* start *

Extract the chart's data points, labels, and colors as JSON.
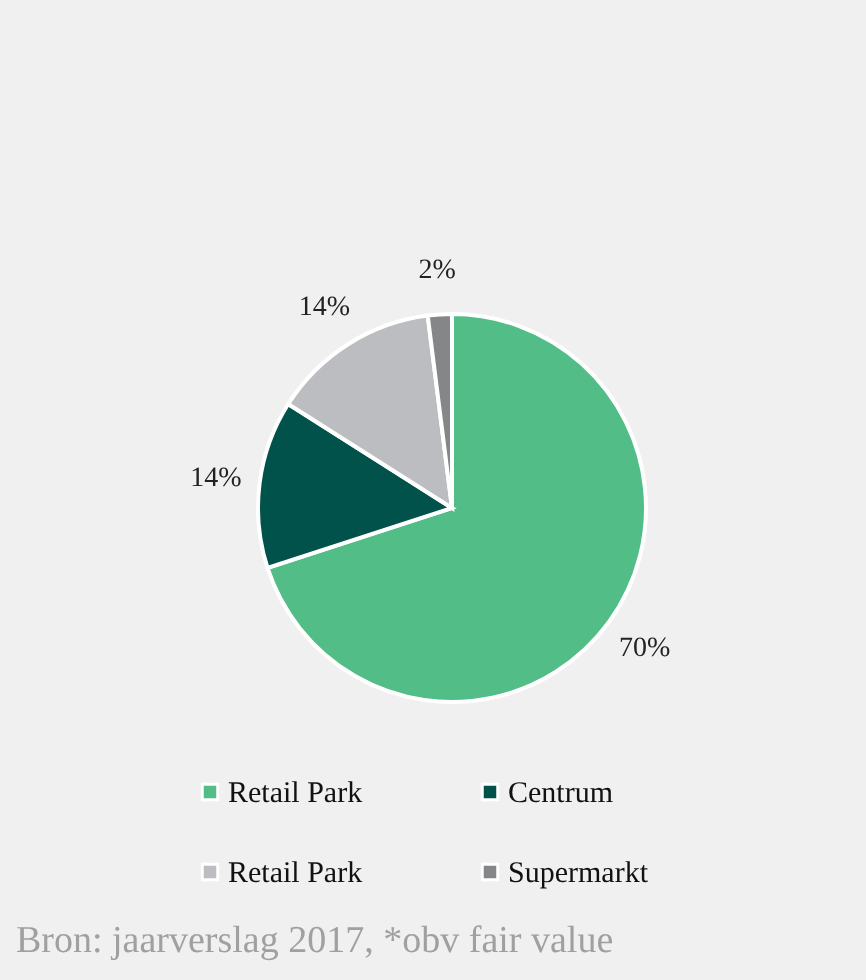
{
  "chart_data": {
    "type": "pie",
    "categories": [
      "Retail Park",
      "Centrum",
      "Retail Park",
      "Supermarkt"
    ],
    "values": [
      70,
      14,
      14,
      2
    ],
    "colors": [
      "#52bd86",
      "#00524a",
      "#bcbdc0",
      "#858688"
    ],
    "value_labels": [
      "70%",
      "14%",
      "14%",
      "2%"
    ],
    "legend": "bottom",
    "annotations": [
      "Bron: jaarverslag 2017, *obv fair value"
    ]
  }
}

* end *

== Exercise prompt ==
Write out all the entries exactly, except for the pictures.

== Output for this exercise ==
Extract the chart's data points, labels, and colors as JSON.
{
  "chart_data": {
    "type": "pie",
    "categories": [
      "Retail Park",
      "Centrum",
      "Retail Park",
      "Supermarkt"
    ],
    "values": [
      70,
      14,
      14,
      2
    ],
    "colors": [
      "#52bd86",
      "#00524a",
      "#bcbdc0",
      "#858688"
    ],
    "value_labels": [
      "70%",
      "14%",
      "14%",
      "2%"
    ],
    "legend": "bottom",
    "annotations": [
      "Bron: jaarverslag 2017, *obv fair value"
    ]
  }
}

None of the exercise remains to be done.